■ **Written instruction**
Please return, unchanged, the records from the line that contains "Annotate this image: element" through the line that contains "list-item: • Dynamique", including both of those lines.

■ **Extracted entries**
_ _ _
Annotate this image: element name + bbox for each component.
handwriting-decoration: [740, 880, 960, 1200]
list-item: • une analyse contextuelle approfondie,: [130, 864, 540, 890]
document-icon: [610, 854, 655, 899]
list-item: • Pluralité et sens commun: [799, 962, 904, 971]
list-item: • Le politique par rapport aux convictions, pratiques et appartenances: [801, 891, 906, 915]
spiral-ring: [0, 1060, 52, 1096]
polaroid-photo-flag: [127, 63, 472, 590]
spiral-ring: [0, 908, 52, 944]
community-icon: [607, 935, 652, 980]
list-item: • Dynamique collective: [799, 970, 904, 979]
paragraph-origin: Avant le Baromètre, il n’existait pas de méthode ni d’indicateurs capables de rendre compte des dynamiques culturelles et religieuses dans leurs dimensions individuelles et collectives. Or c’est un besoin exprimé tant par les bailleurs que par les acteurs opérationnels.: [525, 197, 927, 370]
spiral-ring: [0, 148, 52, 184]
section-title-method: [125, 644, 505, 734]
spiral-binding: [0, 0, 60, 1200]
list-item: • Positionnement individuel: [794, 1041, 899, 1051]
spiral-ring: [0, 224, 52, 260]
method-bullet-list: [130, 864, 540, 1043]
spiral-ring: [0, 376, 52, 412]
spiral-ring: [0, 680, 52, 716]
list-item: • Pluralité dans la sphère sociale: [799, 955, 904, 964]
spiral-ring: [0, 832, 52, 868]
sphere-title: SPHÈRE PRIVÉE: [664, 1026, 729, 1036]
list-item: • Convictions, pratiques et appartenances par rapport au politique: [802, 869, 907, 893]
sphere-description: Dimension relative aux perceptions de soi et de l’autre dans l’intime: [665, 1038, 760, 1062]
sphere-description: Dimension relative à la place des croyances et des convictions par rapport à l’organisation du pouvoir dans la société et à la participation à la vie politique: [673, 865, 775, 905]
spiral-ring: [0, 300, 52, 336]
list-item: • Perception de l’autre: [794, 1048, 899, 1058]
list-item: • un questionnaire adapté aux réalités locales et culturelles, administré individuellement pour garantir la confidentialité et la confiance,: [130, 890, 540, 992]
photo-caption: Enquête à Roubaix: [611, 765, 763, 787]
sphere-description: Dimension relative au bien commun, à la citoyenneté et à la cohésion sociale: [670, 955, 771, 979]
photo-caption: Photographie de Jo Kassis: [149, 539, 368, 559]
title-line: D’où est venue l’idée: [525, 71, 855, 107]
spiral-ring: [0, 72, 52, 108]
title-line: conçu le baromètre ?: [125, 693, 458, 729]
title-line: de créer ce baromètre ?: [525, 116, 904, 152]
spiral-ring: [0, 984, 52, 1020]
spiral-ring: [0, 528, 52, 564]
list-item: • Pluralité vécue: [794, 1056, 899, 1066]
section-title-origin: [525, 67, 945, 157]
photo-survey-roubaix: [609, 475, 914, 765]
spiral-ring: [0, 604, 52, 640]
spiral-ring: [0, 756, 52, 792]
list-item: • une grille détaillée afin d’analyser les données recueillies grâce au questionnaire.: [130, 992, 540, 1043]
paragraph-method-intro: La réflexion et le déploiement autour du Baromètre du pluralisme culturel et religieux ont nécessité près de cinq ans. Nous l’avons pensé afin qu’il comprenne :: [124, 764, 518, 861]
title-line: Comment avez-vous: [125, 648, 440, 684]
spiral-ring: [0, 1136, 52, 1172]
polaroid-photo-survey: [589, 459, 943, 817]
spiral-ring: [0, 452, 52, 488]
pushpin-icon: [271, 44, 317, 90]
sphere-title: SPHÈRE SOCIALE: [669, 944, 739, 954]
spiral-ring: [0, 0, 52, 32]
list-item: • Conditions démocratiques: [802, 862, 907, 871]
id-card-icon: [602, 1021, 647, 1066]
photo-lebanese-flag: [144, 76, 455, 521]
_ _ _
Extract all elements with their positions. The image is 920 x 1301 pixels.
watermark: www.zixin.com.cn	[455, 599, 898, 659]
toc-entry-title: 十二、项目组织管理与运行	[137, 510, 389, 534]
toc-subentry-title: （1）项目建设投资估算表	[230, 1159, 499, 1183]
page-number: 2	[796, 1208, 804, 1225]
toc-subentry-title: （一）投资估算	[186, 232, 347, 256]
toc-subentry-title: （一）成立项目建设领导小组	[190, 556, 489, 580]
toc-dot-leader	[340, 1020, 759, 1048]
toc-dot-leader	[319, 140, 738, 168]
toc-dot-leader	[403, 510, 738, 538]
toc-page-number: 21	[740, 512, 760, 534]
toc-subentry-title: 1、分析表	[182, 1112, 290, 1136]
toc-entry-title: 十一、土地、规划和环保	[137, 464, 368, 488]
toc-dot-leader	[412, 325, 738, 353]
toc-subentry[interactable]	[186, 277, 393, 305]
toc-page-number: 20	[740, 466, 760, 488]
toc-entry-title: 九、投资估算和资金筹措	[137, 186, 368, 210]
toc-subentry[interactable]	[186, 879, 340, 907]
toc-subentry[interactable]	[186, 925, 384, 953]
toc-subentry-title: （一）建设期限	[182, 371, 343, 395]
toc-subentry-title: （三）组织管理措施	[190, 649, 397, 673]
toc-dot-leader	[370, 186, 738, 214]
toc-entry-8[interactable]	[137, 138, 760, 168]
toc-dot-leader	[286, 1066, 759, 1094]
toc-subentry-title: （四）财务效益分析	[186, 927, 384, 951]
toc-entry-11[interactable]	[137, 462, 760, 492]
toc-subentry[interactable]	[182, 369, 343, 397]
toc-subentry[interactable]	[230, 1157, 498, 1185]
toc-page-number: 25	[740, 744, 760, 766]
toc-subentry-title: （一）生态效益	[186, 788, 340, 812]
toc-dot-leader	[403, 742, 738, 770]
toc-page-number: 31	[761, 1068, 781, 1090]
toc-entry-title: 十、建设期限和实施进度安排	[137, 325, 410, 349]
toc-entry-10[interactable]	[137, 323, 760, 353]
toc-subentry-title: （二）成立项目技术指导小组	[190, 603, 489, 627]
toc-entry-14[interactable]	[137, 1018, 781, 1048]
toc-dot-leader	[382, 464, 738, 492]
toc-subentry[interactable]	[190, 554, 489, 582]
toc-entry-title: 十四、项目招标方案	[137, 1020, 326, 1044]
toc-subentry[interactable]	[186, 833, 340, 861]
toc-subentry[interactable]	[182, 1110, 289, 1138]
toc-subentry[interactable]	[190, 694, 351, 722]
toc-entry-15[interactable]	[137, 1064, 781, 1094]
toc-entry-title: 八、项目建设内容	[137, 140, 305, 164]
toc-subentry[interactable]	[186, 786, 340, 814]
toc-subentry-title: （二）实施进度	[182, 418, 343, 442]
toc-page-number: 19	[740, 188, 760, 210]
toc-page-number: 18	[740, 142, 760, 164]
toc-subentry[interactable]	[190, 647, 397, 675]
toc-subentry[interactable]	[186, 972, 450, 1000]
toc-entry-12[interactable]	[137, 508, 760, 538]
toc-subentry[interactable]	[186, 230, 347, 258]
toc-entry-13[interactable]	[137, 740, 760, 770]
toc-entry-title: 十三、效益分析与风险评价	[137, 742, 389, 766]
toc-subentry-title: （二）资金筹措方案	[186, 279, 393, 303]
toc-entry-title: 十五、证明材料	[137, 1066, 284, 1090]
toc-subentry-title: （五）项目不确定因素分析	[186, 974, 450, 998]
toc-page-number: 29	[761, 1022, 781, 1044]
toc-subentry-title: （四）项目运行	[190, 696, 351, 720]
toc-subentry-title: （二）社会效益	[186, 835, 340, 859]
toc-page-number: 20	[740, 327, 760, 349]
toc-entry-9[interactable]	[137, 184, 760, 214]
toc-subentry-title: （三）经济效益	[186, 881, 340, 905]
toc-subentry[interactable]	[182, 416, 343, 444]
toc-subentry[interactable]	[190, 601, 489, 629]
_ _ _
■ **Exercise solution**
Annotate this image: element name + bbox for each component.
handwriting-decoration: [740, 880, 960, 1200]
list-item: • une analyse contextuelle approfondie,: [130, 864, 540, 890]
document-icon: [610, 854, 655, 899]
list-item: • Pluralité et sens commun: [799, 962, 904, 971]
list-item: • Le politique par rapport aux convictions, pratiques et appartenances: [801, 891, 906, 915]
spiral-ring: [0, 1060, 52, 1096]
polaroid-photo-flag: [127, 63, 472, 590]
spiral-ring: [0, 908, 52, 944]
community-icon: [607, 935, 652, 980]
list-item: • Dynamique collective: [799, 970, 904, 979]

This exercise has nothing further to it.